*STATED GOAL*. Which lines of the records contain "Shop"? Collect every one of them.

*SUPPLIED INFORMATION*.
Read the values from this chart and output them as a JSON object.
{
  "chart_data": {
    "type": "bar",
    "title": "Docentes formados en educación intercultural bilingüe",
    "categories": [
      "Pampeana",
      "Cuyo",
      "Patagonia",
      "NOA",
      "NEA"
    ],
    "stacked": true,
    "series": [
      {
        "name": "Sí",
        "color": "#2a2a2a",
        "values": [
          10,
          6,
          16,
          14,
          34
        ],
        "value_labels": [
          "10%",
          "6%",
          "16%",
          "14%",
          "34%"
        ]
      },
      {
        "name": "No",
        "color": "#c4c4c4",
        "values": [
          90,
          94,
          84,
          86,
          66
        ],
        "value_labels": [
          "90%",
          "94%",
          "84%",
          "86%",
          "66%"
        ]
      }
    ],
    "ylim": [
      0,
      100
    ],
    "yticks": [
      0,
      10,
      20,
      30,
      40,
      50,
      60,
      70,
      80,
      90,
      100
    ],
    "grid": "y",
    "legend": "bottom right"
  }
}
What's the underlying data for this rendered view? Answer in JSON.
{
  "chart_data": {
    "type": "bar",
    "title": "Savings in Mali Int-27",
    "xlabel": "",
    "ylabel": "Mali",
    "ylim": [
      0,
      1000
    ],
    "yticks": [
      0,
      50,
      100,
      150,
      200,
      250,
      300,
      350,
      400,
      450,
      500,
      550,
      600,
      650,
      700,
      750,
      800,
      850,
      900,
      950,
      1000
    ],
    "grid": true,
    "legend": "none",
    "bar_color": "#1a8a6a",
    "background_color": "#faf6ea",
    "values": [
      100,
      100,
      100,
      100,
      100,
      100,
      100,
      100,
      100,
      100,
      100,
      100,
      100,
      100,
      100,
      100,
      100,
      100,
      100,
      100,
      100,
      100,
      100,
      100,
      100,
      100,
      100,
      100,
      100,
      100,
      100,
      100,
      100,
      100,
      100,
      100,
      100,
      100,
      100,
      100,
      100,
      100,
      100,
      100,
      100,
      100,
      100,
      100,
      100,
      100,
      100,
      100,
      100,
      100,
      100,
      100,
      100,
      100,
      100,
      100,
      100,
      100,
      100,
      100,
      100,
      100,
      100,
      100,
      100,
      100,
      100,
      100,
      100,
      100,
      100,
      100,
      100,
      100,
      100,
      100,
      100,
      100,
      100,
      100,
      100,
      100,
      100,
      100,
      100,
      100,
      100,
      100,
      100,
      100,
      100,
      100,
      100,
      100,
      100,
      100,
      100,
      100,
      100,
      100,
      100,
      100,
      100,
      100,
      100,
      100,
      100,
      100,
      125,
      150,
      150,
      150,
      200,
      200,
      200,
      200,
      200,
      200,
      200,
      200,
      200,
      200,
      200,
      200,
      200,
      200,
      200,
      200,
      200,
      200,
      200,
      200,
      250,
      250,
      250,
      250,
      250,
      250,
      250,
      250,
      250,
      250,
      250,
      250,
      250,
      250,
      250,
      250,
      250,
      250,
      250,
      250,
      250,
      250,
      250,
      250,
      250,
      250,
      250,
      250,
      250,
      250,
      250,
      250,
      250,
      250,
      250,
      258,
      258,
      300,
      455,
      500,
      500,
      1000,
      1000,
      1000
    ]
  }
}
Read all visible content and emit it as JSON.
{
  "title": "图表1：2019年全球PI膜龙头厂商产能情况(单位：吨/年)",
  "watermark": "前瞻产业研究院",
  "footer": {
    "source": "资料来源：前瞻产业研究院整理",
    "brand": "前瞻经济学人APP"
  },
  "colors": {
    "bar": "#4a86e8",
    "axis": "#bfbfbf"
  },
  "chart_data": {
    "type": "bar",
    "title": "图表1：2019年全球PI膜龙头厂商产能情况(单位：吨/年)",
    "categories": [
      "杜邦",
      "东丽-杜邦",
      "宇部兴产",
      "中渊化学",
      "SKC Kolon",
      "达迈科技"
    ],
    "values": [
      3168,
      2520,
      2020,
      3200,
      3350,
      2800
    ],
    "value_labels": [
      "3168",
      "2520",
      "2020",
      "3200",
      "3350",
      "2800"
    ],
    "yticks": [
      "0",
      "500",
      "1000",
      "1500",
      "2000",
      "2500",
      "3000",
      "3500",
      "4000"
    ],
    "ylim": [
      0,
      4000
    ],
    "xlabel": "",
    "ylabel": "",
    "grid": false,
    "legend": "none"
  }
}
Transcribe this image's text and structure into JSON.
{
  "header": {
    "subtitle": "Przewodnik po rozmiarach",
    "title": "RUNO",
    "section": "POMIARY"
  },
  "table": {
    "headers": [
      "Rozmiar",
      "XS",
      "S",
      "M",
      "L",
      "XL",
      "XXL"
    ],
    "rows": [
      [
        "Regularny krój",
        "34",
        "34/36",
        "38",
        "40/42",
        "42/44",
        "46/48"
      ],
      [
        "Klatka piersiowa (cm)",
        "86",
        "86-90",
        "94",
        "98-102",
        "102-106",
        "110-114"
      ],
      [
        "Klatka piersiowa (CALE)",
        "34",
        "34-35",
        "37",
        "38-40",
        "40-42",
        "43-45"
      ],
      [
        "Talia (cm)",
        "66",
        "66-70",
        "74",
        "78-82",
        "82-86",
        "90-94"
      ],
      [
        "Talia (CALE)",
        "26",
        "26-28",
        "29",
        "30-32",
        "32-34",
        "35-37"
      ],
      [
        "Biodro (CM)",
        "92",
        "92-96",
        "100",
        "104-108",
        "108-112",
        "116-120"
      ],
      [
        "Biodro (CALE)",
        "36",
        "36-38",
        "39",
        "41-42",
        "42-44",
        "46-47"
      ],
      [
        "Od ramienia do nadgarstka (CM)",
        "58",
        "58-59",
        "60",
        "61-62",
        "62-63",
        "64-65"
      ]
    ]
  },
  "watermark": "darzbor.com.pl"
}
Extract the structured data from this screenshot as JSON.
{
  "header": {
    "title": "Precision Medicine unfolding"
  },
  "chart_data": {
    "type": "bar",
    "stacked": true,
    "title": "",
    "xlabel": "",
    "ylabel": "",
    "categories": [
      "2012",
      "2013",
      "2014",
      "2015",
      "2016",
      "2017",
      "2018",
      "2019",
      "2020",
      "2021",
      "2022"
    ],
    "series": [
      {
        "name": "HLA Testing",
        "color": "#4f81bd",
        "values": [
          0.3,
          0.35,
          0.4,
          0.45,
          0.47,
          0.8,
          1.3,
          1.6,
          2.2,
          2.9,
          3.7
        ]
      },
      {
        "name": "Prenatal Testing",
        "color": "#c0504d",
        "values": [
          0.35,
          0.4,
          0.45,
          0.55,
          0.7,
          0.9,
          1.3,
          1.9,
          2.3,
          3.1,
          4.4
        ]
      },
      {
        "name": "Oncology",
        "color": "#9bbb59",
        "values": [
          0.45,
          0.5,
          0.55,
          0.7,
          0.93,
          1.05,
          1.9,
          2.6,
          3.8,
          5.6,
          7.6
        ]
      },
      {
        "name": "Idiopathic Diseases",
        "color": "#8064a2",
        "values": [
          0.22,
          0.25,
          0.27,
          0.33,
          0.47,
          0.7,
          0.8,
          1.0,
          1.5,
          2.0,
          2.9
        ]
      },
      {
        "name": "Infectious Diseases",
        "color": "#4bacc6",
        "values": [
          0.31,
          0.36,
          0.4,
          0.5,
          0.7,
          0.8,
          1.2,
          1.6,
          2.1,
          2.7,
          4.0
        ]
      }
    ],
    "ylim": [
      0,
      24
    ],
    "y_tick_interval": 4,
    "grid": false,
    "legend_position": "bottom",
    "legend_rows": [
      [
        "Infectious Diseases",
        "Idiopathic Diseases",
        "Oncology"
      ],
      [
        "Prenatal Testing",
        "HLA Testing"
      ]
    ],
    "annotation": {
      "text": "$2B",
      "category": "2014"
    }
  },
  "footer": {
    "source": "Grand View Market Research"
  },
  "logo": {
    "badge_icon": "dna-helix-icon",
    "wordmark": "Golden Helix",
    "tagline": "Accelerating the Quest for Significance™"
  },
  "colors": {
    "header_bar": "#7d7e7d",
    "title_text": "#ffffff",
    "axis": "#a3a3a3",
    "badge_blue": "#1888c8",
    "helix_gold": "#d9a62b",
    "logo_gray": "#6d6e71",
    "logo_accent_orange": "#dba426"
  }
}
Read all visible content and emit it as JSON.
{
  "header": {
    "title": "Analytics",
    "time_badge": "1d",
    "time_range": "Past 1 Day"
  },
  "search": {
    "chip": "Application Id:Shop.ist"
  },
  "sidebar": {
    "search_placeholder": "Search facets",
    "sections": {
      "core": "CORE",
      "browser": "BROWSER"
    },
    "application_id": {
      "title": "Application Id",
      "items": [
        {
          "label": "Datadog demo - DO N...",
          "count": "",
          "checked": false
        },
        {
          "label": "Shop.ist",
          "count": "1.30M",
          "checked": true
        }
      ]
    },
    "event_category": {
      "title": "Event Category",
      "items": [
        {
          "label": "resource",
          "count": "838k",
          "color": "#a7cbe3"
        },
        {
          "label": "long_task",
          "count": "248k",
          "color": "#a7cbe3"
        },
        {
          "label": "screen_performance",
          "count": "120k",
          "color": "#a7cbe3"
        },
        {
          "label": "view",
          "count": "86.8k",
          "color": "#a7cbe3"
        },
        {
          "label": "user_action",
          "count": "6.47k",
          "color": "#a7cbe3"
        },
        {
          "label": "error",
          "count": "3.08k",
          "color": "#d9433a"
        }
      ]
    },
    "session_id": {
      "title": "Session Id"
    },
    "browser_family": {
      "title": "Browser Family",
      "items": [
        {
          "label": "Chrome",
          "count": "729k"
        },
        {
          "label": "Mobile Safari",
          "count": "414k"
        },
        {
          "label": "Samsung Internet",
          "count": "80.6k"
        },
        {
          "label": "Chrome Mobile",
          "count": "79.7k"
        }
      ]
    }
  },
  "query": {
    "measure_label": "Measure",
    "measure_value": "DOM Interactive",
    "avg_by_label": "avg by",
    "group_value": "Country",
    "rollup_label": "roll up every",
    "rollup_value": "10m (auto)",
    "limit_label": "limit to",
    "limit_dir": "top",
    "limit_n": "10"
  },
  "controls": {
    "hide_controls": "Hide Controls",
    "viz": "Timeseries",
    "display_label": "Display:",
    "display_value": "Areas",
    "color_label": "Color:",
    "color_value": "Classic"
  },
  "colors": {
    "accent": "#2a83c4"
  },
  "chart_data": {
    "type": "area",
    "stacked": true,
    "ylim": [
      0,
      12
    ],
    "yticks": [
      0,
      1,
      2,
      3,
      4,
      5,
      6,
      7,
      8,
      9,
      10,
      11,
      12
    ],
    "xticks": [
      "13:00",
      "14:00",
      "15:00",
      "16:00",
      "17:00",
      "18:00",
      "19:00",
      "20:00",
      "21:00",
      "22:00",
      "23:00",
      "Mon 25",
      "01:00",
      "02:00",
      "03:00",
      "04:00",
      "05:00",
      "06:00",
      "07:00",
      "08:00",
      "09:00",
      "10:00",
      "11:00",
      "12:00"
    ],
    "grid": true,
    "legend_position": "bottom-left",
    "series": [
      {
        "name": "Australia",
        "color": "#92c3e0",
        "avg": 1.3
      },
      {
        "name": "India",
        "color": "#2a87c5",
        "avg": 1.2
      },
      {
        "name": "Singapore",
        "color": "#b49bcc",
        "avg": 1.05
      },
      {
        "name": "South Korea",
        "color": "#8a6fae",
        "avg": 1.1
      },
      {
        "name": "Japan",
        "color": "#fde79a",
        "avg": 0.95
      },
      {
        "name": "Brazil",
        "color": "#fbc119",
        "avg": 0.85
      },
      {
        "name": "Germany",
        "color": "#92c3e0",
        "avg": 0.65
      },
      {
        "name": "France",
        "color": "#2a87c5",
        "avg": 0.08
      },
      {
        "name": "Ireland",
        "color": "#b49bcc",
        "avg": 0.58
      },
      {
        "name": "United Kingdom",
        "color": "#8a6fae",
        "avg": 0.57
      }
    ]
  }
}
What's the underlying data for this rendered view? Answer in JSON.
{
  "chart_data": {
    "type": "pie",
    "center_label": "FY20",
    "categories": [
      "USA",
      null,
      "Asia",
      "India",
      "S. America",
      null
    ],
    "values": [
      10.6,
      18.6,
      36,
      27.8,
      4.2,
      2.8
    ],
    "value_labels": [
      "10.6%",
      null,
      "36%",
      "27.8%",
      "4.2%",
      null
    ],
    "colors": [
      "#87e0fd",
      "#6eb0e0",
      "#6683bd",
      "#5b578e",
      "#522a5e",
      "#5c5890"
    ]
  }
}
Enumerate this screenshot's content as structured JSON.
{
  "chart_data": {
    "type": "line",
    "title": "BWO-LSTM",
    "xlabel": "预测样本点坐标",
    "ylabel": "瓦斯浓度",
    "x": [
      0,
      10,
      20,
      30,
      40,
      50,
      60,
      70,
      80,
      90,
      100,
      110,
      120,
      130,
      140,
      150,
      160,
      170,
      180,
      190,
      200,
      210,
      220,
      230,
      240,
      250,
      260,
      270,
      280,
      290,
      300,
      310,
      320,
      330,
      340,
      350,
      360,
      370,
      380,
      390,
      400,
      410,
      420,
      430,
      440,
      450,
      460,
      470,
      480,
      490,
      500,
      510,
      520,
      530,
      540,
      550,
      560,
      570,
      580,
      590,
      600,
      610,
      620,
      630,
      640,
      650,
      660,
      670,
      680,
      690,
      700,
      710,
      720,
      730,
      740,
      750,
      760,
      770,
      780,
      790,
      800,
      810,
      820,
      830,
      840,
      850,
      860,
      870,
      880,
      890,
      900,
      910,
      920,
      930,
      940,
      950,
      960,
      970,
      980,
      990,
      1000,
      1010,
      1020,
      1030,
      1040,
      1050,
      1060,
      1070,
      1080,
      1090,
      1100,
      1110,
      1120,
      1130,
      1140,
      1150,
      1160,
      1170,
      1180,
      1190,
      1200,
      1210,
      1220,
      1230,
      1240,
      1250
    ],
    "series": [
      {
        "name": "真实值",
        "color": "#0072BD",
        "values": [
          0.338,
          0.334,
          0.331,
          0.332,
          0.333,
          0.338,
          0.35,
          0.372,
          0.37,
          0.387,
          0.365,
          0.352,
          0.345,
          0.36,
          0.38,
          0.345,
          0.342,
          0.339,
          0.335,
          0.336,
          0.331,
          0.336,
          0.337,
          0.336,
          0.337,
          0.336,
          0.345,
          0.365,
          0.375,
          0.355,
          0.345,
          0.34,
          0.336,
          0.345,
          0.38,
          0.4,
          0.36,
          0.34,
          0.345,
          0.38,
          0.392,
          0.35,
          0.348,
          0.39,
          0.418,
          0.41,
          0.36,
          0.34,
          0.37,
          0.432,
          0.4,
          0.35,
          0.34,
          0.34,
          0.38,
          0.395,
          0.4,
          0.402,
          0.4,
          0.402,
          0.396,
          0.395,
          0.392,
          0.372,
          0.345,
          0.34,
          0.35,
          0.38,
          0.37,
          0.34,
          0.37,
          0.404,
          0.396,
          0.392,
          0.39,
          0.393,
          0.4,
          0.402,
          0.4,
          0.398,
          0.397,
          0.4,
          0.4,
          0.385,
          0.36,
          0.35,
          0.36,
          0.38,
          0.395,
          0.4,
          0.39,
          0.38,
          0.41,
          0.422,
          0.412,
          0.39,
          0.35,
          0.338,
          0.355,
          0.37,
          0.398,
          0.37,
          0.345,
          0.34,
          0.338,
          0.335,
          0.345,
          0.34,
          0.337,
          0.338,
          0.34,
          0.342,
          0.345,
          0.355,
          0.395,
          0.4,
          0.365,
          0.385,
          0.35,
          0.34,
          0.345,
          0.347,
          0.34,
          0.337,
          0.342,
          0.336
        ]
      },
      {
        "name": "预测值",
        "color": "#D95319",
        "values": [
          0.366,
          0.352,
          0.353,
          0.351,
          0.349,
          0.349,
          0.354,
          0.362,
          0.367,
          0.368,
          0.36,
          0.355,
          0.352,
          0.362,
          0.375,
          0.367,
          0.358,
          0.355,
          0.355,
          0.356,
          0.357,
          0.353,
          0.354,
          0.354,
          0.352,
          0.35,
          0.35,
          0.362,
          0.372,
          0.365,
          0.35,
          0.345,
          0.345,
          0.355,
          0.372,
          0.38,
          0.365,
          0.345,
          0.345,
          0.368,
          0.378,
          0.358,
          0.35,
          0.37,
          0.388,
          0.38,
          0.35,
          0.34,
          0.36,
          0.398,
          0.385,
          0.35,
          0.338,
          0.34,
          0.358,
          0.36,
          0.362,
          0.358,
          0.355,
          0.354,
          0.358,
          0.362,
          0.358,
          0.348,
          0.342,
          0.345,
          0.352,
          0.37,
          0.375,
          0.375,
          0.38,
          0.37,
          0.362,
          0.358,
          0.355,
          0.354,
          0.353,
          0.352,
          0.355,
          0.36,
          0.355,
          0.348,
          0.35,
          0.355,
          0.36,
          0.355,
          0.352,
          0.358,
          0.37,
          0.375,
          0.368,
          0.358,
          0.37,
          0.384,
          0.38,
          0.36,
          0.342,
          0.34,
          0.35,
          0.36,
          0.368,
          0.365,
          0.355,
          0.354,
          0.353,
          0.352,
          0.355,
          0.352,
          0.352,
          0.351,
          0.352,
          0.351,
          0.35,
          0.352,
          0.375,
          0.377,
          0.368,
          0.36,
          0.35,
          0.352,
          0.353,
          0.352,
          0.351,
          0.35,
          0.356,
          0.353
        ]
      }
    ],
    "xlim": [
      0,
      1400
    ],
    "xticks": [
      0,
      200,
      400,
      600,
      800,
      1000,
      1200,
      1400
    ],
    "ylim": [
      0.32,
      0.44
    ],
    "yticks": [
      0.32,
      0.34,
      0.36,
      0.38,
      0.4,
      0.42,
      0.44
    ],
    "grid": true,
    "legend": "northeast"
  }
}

*SOLUTION*.
    "chip": "Application Id:Shop.ist"
          "label": "Shop.ist",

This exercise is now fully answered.